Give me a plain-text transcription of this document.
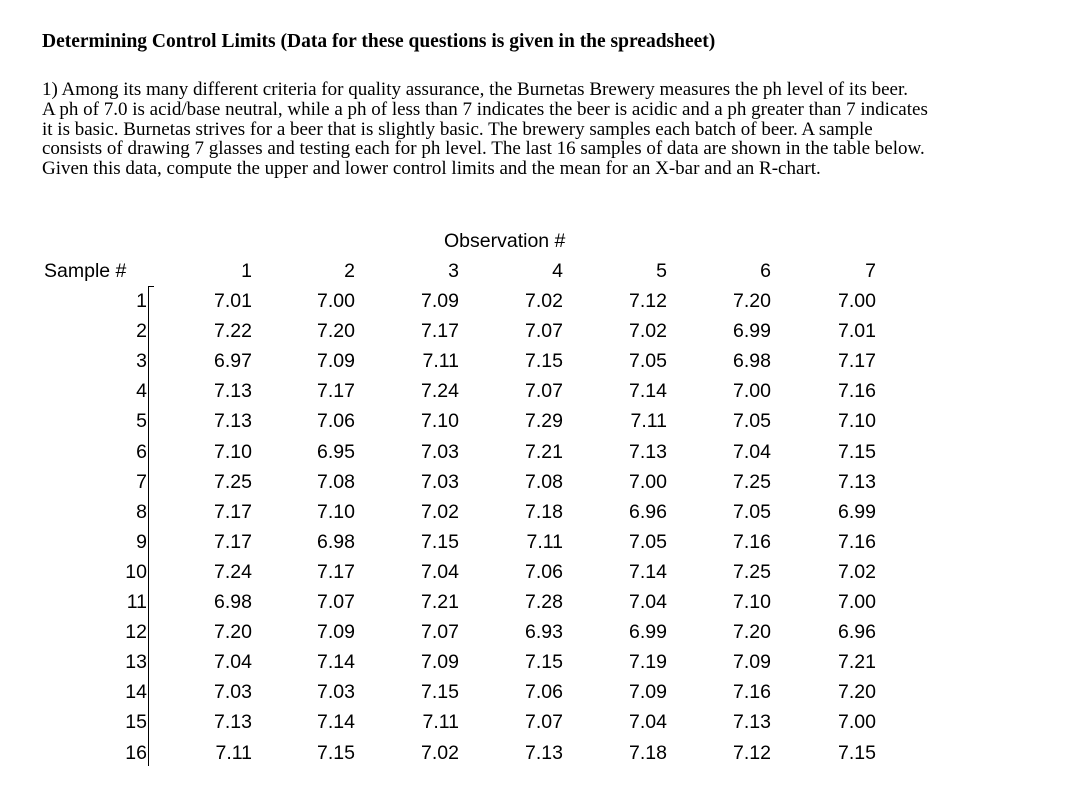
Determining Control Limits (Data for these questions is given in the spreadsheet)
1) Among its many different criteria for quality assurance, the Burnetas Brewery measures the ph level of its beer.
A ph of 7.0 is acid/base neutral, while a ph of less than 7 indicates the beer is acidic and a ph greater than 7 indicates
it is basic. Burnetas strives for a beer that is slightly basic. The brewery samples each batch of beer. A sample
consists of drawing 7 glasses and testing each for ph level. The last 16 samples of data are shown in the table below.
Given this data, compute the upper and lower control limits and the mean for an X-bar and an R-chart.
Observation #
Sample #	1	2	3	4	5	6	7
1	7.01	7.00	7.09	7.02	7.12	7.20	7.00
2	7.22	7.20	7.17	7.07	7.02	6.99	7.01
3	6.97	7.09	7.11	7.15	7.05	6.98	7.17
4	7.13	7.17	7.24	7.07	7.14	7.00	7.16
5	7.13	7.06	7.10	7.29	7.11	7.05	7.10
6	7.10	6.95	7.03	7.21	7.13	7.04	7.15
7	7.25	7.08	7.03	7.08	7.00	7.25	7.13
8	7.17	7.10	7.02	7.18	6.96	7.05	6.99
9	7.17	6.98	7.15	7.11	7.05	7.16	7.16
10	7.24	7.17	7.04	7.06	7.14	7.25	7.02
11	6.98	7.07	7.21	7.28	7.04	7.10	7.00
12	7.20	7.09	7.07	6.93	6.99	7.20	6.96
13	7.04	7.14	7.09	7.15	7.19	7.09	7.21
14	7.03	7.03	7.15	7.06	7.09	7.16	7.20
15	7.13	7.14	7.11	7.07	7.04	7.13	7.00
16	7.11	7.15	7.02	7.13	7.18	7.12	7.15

◆ ◆ ◆

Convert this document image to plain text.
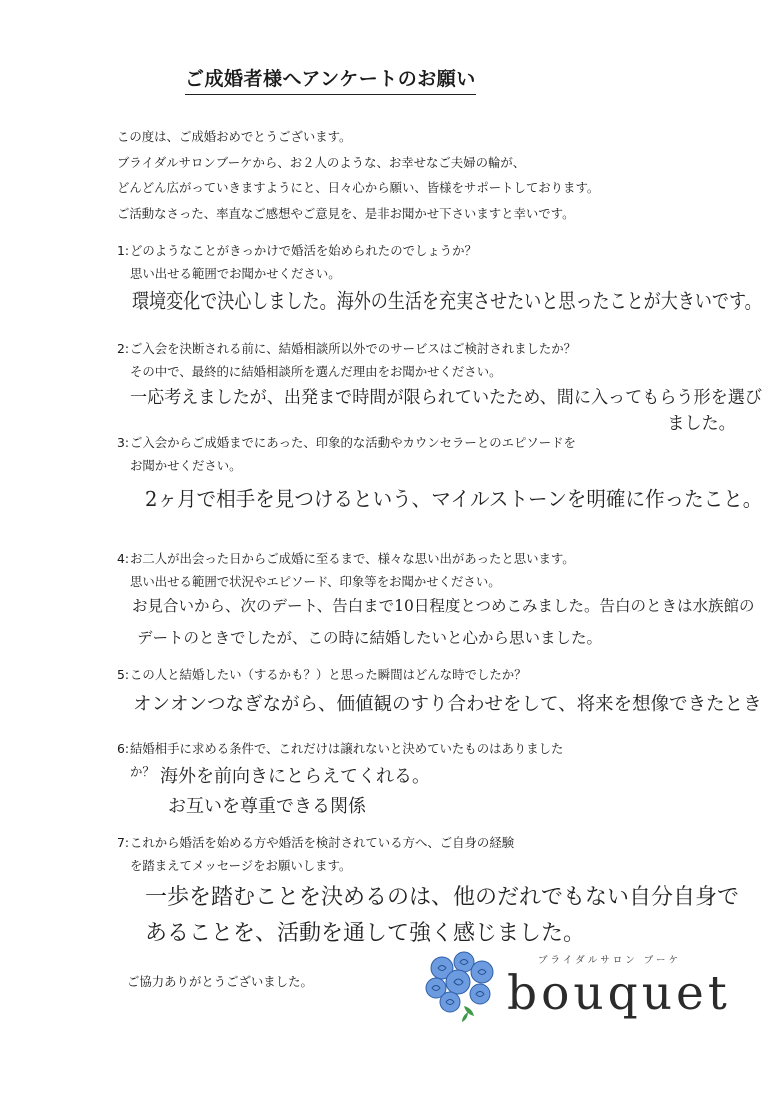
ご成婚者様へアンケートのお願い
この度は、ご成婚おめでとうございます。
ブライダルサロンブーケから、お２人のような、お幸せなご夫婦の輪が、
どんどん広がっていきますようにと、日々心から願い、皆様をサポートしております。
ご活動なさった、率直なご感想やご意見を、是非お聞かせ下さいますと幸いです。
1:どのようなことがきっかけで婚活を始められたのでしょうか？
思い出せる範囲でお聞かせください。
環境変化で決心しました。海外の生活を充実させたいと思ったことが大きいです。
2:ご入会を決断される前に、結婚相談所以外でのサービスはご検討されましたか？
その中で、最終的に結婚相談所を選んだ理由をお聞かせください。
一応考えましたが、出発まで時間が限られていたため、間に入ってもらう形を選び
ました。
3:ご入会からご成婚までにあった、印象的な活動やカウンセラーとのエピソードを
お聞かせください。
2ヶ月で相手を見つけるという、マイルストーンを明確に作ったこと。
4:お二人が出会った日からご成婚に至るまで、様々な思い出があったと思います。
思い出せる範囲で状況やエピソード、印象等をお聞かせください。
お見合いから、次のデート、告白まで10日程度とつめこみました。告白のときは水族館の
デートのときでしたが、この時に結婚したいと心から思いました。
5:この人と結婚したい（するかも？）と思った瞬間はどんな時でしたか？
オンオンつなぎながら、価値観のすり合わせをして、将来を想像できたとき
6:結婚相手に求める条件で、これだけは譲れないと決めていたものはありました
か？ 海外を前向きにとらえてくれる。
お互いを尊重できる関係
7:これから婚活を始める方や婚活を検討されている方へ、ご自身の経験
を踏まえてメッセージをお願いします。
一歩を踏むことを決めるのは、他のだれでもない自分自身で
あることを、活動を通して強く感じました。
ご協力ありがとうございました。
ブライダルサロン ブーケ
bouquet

◆ ◆ ◆

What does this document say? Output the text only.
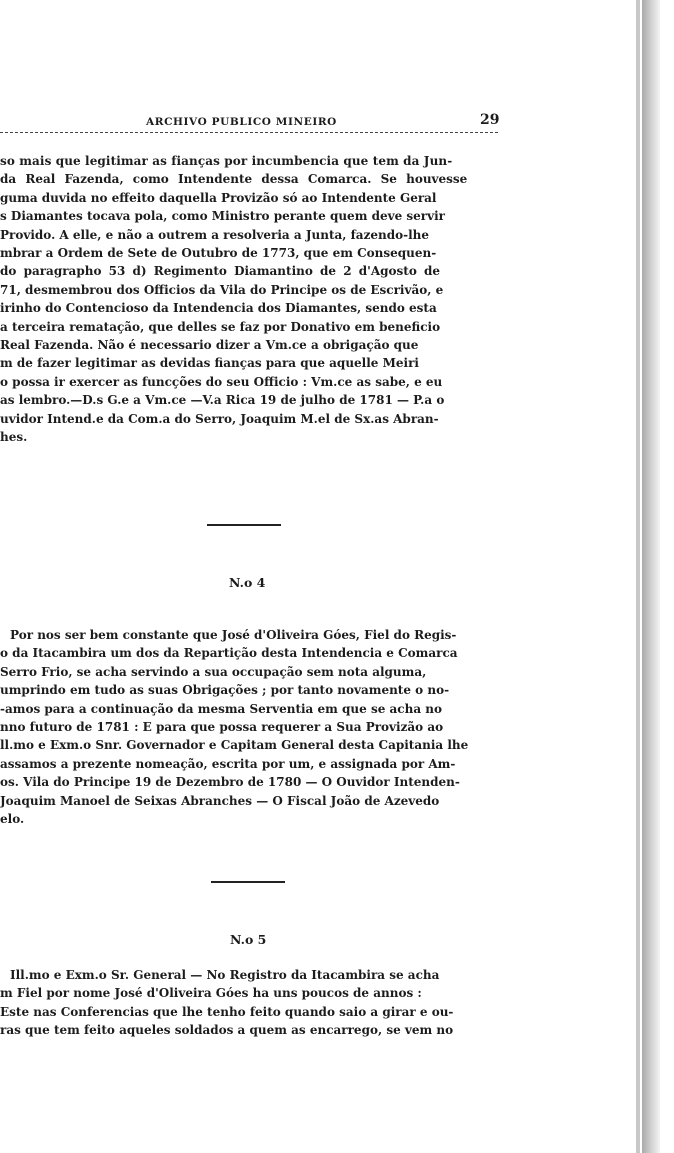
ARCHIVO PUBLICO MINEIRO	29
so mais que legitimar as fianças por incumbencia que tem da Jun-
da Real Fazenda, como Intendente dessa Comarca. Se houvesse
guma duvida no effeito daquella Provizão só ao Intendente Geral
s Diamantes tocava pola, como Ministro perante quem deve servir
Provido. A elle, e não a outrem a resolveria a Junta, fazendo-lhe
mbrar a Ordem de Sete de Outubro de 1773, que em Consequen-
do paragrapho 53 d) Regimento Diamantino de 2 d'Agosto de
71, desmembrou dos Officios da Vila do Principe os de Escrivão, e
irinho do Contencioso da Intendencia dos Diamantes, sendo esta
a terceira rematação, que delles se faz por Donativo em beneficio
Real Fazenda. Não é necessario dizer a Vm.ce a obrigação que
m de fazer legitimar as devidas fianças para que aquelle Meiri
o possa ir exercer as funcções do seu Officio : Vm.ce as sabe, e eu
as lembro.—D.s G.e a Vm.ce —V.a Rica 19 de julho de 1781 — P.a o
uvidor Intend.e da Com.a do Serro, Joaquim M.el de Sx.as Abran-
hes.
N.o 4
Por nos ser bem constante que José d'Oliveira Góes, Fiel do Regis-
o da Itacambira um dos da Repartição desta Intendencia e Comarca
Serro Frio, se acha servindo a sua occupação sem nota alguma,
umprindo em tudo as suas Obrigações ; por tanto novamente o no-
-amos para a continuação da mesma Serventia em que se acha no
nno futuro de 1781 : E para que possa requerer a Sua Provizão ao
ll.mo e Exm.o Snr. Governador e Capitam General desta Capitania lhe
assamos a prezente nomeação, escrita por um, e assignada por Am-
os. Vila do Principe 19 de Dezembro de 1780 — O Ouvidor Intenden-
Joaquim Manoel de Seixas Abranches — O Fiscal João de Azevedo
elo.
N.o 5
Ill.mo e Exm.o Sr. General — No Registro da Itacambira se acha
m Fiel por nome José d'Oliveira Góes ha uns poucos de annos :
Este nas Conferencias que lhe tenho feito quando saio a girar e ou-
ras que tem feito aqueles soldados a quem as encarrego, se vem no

◆ ◆ ◆

Short task:
From the data above, copy each line that holds "text".

Complete response:
Give me a plain-text transcription of this document.
Convert this document image to plain text.
What does this document say? Output the text only.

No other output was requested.